**Written request**
Track down every line below that holds "value" and copy it.

**Dataset items**
"""

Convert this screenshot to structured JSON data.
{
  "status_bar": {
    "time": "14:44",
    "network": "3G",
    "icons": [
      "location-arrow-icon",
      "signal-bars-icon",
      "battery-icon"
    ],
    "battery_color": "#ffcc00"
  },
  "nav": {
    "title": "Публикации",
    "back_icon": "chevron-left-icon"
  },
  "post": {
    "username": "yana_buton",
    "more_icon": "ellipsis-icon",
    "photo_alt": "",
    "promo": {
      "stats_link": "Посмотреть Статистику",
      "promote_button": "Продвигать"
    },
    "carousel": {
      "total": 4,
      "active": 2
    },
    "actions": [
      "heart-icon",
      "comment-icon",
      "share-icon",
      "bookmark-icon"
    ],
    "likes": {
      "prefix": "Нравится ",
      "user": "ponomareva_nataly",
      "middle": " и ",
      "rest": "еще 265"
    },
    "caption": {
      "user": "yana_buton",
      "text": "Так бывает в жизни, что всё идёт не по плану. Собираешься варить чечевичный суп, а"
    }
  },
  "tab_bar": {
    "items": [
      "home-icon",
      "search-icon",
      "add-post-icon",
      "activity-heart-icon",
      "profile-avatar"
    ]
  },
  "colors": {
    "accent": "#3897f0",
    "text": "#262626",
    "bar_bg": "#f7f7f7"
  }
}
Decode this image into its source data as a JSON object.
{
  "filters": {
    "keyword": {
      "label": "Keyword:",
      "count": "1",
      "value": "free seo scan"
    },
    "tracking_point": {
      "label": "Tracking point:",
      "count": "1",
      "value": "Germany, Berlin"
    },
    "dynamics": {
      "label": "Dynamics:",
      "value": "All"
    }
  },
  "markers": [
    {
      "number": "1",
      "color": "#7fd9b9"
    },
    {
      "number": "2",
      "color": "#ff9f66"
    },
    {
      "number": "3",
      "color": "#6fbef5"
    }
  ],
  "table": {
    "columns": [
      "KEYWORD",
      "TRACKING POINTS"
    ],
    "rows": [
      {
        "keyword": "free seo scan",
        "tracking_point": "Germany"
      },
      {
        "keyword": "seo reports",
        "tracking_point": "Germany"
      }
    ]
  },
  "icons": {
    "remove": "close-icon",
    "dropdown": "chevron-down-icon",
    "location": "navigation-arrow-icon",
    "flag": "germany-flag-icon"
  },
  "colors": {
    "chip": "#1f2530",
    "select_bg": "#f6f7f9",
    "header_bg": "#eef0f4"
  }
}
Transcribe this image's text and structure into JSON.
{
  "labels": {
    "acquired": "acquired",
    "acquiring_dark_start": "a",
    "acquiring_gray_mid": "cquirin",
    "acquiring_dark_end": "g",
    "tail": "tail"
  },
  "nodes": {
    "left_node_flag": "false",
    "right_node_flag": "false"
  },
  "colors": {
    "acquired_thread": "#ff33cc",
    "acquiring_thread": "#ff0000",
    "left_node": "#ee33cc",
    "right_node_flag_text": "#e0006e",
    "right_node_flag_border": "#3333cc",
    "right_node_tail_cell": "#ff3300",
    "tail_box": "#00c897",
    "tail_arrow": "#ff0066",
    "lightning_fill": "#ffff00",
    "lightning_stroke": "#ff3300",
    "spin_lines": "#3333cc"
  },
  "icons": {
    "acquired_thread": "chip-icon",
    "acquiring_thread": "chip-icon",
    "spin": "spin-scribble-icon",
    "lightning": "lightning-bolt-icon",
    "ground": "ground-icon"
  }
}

"""

**The result**
      "value": "free seo scan"
      "value": "Germany, Berlin"
      "value": "All"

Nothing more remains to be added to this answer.